— START OF GIVEN INFORMATION —

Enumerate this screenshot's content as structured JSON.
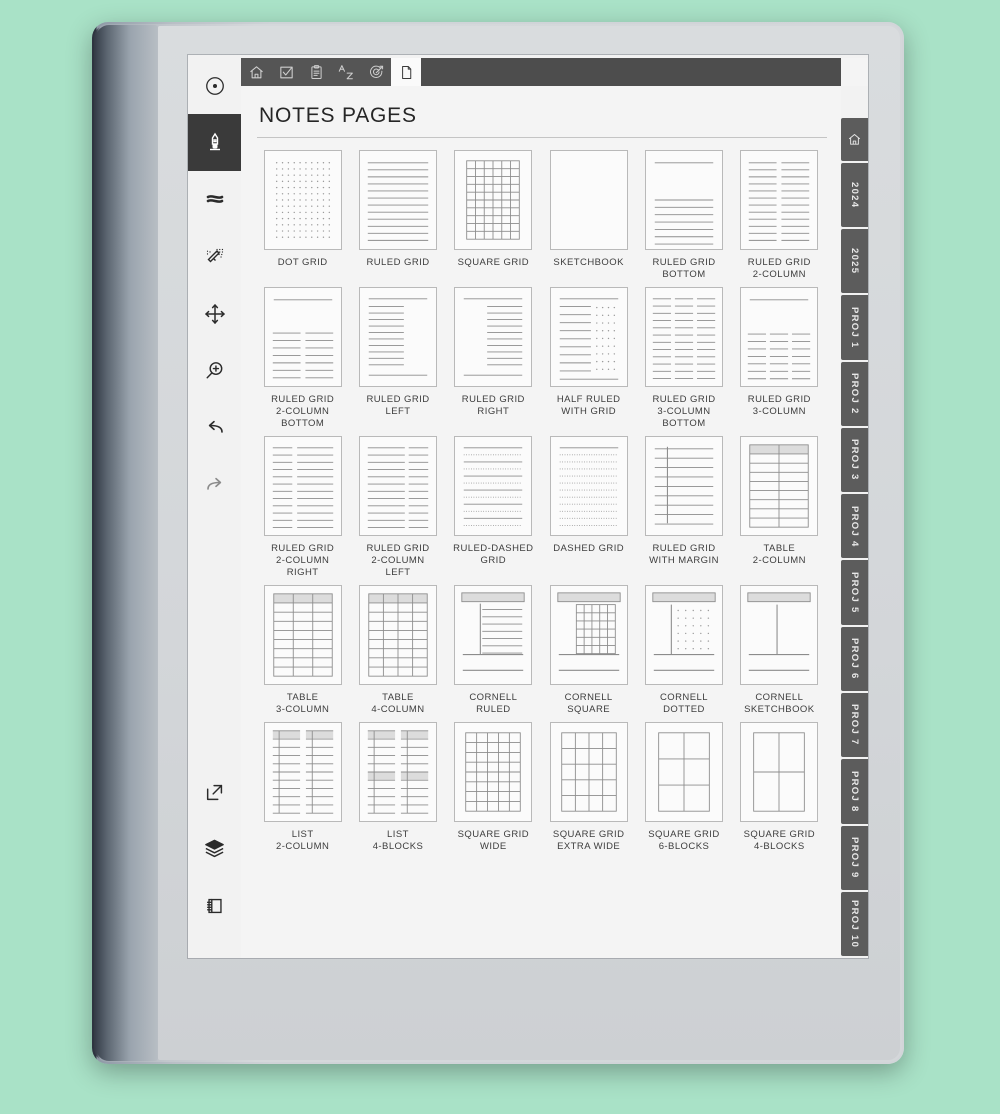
{
  "device": {
    "frame_color": "#d4d7da",
    "background_color": "#a9e2c7"
  },
  "topbar": {
    "tabs": [
      {
        "name": "home-icon",
        "label": "Home",
        "active": false
      },
      {
        "name": "checkbox-icon",
        "label": "Tasks",
        "active": false
      },
      {
        "name": "clipboard-icon",
        "label": "Clipboard",
        "active": false
      },
      {
        "name": "az-sort-icon",
        "label": "A-Z",
        "active": false
      },
      {
        "name": "target-icon",
        "label": "Goals",
        "active": false
      },
      {
        "name": "page-icon",
        "label": "Pages",
        "active": true
      }
    ]
  },
  "toolbar": {
    "items": [
      {
        "name": "record-dot-icon",
        "label": "Selector",
        "active": false,
        "dim": false
      },
      {
        "name": "pen-icon",
        "label": "Pen",
        "active": true,
        "dim": false
      },
      {
        "name": "highlighter-icon",
        "label": "Highlighter",
        "active": false,
        "dim": false
      },
      {
        "name": "eraser-icon",
        "label": "Eraser",
        "active": false,
        "dim": false
      },
      {
        "name": "move-icon",
        "label": "Move",
        "active": false,
        "dim": false
      },
      {
        "name": "zoom-in-icon",
        "label": "Zoom",
        "active": false,
        "dim": false
      },
      {
        "name": "undo-icon",
        "label": "Undo",
        "active": false,
        "dim": false
      },
      {
        "name": "redo-icon",
        "label": "Redo",
        "active": false,
        "dim": true
      }
    ],
    "bottom_items": [
      {
        "name": "export-icon",
        "label": "Export"
      },
      {
        "name": "layers-icon",
        "label": "Layers"
      },
      {
        "name": "notebook-icon",
        "label": "Notebook"
      }
    ]
  },
  "main": {
    "title": "NOTES PAGES",
    "templates": [
      {
        "label": "DOT GRID",
        "style": "dot-grid"
      },
      {
        "label": "RULED GRID",
        "style": "ruled"
      },
      {
        "label": "SQUARE GRID",
        "style": "square-grid"
      },
      {
        "label": "SKETCHBOOK",
        "style": "blank"
      },
      {
        "label": "RULED GRID\nBOTTOM",
        "style": "ruled-bottom"
      },
      {
        "label": "RULED GRID\n2-COLUMN",
        "style": "ruled-2col"
      },
      {
        "label": "RULED GRID\n2-COLUMN\nBOTTOM",
        "style": "ruled-2col-bottom"
      },
      {
        "label": "RULED GRID\nLEFT",
        "style": "ruled-left"
      },
      {
        "label": "RULED GRID\nRIGHT",
        "style": "ruled-right"
      },
      {
        "label": "HALF RULED\nWITH GRID",
        "style": "half-ruled-grid"
      },
      {
        "label": "RULED GRID\n3-COLUMN\nBOTTOM",
        "style": "ruled-3col"
      },
      {
        "label": "RULED GRID\n3-COLUMN",
        "style": "ruled-3col-bottom"
      },
      {
        "label": "RULED GRID\n2-COLUMN\nRIGHT",
        "style": "ruled-2col-r"
      },
      {
        "label": "RULED GRID\n2-COLUMN\nLEFT",
        "style": "ruled-2col-l"
      },
      {
        "label": "RULED-DASHED\nGRID",
        "style": "ruled-dashed"
      },
      {
        "label": "DASHED GRID",
        "style": "dashed"
      },
      {
        "label": "RULED GRID\nWITH MARGIN",
        "style": "ruled-margin"
      },
      {
        "label": "TABLE\n2-COLUMN",
        "style": "table-2"
      },
      {
        "label": "TABLE\n3-COLUMN",
        "style": "table-3"
      },
      {
        "label": "TABLE\n4-COLUMN",
        "style": "table-4"
      },
      {
        "label": "CORNELL\nRULED",
        "style": "cornell-ruled"
      },
      {
        "label": "CORNELL\nSQUARE",
        "style": "cornell-square"
      },
      {
        "label": "CORNELL\nDOTTED",
        "style": "cornell-dotted"
      },
      {
        "label": "CORNELL\nSKETCHBOOK",
        "style": "cornell-blank"
      },
      {
        "label": "LIST\n2-COLUMN",
        "style": "list-2col"
      },
      {
        "label": "LIST\n4-BLOCKS",
        "style": "list-4blocks"
      },
      {
        "label": "SQUARE GRID\nWIDE",
        "style": "square-wide"
      },
      {
        "label": "SQUARE GRID\nEXTRA WIDE",
        "style": "square-xwide"
      },
      {
        "label": "SQUARE GRID\n6-BLOCKS",
        "style": "square-6"
      },
      {
        "label": "SQUARE GRID\n4-BLOCKS",
        "style": "square-4"
      }
    ]
  },
  "side_tabs": [
    {
      "label": "",
      "icon": "home-icon"
    },
    {
      "label": "2024",
      "icon": ""
    },
    {
      "label": "2025",
      "icon": ""
    },
    {
      "label": "PROJ 1",
      "icon": ""
    },
    {
      "label": "PROJ 2",
      "icon": ""
    },
    {
      "label": "PROJ 3",
      "icon": ""
    },
    {
      "label": "PROJ 4",
      "icon": ""
    },
    {
      "label": "PROJ 5",
      "icon": ""
    },
    {
      "label": "PROJ 6",
      "icon": ""
    },
    {
      "label": "PROJ 7",
      "icon": ""
    },
    {
      "label": "PROJ 8",
      "icon": ""
    },
    {
      "label": "PROJ 9",
      "icon": ""
    },
    {
      "label": "PROJ 10",
      "icon": ""
    }
  ]
}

— END OF GIVEN INFORMATION —

**WRITTEN EXERCISE:** Scan the records above for the string "PROJ", then select every line that holds it.

**EXERCISE OUTPUT:**
      "label": "PROJ 1",
      "label": "PROJ 2",
      "label": "PROJ 3",
      "label": "PROJ 4",
      "label": "PROJ 5",
      "label": "PROJ 6",
      "label": "PROJ 7",
      "label": "PROJ 8",
      "label": "PROJ 9",
      "label": "PROJ 10",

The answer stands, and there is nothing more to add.